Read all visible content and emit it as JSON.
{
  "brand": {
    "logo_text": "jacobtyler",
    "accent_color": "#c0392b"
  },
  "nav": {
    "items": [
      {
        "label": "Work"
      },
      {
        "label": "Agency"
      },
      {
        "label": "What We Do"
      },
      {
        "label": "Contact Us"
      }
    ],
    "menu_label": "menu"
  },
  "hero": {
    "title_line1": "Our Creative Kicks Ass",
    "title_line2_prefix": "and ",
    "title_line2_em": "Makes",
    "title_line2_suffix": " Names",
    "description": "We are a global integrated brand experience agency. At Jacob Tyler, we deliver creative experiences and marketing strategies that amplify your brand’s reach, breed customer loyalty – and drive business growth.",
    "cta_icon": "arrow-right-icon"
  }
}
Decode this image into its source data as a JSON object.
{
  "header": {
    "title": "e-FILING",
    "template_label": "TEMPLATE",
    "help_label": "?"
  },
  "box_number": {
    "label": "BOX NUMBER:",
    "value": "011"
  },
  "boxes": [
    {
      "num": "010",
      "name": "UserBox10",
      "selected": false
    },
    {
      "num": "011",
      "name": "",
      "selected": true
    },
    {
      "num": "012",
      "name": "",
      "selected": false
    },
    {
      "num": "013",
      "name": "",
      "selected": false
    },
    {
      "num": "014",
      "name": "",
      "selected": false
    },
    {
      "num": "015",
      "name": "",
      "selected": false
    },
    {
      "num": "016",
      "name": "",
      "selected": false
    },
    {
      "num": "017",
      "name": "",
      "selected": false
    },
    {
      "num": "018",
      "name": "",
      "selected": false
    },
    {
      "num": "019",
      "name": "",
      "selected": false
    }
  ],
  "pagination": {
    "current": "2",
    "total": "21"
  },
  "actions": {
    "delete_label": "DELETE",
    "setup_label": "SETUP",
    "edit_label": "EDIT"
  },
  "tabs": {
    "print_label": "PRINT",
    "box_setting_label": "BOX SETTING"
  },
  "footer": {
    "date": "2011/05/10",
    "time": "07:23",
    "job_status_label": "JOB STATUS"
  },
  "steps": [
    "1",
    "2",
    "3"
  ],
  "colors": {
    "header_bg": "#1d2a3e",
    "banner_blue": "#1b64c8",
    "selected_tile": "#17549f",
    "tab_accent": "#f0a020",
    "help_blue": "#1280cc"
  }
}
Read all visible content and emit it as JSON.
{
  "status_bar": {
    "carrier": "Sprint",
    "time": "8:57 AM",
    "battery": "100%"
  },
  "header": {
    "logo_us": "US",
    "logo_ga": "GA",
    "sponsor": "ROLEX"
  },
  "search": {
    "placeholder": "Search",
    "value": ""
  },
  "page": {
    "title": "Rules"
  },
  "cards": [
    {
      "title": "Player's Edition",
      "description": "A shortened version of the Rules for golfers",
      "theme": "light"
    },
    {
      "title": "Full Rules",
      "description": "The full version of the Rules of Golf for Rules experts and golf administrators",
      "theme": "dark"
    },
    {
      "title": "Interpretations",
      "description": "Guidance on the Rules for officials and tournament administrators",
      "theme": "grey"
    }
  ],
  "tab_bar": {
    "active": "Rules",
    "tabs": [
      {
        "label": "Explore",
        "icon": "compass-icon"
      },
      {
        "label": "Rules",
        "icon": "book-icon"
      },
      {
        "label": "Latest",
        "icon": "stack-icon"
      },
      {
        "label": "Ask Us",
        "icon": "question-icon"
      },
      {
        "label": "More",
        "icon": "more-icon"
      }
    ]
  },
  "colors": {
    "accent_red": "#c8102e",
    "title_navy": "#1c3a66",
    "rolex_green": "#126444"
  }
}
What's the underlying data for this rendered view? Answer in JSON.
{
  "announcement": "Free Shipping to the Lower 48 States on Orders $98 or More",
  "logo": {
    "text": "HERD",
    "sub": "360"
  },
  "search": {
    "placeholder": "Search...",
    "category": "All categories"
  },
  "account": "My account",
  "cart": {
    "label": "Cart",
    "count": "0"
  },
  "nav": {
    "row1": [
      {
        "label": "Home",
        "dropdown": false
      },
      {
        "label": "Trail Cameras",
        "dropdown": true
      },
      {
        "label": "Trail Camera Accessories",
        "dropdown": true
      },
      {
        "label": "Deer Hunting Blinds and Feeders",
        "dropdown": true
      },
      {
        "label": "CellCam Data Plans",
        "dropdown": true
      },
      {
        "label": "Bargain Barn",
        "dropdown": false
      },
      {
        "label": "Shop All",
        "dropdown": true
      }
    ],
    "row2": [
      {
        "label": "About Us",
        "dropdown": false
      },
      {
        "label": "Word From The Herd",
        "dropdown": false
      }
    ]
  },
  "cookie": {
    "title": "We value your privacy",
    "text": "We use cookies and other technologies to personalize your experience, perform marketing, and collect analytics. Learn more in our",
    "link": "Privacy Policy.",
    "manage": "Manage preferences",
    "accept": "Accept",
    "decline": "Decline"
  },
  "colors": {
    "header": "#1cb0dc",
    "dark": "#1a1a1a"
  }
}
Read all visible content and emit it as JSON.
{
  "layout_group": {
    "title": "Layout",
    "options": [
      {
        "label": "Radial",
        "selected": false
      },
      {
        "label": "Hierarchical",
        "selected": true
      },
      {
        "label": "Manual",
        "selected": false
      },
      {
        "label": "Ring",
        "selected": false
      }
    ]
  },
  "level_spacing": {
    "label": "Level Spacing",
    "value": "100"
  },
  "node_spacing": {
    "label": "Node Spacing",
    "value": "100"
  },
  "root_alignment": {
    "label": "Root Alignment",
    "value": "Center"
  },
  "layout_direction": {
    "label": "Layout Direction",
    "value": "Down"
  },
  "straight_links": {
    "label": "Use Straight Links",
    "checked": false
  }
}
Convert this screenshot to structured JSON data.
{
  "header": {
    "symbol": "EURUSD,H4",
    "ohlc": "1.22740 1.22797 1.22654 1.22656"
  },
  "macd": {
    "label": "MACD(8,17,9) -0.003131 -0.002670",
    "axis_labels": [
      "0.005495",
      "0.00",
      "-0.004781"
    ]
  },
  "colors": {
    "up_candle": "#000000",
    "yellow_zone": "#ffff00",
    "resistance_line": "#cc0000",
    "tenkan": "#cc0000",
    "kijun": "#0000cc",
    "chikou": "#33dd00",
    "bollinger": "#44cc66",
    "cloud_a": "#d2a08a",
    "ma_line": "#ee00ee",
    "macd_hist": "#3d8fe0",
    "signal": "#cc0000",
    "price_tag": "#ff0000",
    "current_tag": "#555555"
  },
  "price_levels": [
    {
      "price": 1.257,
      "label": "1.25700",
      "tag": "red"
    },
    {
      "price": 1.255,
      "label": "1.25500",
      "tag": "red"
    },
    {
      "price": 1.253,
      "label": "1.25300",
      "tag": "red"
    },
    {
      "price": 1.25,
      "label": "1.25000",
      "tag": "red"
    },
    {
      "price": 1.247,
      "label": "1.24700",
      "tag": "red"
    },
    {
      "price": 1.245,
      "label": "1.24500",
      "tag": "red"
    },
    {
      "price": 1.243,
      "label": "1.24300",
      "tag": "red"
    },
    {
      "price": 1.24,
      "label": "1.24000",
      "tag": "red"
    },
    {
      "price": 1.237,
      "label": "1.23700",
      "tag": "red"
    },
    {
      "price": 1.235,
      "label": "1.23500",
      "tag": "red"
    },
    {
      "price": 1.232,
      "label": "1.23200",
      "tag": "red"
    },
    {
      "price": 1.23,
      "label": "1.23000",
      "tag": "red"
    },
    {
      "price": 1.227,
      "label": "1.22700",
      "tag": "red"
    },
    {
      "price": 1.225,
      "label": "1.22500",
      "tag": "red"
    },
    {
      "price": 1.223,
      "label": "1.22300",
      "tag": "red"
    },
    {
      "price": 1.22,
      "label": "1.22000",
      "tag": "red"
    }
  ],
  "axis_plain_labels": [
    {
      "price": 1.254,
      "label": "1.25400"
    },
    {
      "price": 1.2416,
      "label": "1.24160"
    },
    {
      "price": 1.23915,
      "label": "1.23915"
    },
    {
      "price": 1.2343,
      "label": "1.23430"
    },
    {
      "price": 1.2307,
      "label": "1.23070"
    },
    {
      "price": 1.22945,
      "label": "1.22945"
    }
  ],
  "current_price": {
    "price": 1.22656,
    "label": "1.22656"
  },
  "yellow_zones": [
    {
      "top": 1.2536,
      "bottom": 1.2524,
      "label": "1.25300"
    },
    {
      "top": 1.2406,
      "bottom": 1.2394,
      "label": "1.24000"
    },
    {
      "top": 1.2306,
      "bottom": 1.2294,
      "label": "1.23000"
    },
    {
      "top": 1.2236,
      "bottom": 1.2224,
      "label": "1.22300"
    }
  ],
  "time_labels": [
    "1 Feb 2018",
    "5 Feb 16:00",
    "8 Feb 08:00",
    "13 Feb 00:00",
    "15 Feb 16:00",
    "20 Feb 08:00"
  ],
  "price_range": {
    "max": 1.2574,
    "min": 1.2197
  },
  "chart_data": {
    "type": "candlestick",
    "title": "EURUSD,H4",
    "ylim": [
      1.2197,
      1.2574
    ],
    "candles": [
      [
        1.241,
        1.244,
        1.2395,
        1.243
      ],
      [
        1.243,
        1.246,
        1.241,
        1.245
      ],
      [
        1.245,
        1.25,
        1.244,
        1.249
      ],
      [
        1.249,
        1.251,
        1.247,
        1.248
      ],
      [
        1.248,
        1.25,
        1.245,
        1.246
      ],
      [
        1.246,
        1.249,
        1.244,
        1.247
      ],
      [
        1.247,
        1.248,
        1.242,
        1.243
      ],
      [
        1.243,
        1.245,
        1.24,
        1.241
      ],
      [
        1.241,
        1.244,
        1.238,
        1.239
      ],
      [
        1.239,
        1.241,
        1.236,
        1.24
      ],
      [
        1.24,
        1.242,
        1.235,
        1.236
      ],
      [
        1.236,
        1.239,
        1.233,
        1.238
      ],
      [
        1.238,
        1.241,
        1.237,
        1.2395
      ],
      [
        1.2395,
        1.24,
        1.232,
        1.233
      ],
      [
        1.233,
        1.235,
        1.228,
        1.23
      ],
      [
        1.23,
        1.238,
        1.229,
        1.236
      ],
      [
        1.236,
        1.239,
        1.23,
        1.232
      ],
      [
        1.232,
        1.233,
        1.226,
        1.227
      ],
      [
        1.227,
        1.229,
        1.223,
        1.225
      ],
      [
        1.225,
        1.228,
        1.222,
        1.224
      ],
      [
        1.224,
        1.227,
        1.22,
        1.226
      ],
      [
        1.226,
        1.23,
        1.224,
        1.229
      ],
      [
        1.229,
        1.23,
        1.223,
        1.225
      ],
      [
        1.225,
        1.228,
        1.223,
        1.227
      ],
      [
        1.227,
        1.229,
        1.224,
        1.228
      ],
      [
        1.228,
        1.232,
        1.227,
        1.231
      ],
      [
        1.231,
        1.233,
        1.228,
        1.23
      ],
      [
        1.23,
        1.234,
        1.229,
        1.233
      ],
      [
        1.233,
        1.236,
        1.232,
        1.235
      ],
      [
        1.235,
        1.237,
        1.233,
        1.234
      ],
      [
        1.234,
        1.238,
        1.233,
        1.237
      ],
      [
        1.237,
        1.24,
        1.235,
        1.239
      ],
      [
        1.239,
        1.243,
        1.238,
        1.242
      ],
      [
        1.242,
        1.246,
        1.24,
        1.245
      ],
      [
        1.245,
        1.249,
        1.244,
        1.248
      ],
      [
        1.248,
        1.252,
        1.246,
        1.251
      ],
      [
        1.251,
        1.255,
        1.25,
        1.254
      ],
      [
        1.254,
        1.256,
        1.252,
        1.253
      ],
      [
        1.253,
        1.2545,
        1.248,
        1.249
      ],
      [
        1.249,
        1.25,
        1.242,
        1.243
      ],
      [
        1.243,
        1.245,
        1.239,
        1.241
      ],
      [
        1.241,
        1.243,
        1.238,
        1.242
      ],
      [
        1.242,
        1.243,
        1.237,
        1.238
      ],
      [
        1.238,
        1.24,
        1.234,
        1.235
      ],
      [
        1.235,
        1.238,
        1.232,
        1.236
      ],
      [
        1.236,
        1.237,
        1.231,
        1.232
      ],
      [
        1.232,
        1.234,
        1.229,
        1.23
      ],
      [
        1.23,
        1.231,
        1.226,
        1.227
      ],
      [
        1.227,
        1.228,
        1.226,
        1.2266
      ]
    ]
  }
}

== Short exercise ==
Check each line of the data above for the word "your" and say how many lines contain it, giving nothing besides the number.

== Right answer ==
3